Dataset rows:
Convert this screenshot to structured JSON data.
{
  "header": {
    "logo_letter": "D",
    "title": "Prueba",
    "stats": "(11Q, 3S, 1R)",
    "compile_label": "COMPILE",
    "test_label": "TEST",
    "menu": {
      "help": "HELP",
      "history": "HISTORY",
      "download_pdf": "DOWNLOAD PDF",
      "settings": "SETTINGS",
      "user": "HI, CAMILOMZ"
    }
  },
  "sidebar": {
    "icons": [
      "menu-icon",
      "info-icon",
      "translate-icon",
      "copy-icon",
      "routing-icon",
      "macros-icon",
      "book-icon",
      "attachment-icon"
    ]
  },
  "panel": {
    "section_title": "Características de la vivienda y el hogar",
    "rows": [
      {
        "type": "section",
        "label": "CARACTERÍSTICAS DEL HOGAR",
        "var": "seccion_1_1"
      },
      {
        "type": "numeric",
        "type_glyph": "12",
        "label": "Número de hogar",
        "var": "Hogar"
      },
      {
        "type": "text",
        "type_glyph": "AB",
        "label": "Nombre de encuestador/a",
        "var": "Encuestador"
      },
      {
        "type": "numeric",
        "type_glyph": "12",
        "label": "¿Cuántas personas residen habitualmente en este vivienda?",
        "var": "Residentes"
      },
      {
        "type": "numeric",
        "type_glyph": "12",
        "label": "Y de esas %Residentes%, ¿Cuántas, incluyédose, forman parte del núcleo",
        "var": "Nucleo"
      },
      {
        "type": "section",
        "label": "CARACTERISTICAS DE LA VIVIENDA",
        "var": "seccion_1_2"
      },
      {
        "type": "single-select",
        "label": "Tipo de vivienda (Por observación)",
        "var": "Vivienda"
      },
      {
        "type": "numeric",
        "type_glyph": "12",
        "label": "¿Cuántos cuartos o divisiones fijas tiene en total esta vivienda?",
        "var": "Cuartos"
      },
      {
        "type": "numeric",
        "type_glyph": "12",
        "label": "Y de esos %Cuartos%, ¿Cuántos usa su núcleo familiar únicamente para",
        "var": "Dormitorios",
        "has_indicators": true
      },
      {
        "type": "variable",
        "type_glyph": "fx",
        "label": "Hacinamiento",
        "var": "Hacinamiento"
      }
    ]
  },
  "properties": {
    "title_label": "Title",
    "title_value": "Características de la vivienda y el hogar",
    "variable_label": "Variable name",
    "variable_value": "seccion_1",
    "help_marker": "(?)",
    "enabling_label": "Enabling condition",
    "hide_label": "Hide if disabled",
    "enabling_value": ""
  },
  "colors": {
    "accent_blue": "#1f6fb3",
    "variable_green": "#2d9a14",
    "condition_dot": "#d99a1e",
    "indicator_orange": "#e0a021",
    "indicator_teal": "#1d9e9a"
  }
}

## EXERCISE OBJECTIVE
Copy in full each line that holds the word "Hacinamiento".

## TASK RESULT
        "label": "Hacinamiento",
        "var": "Hacinamiento"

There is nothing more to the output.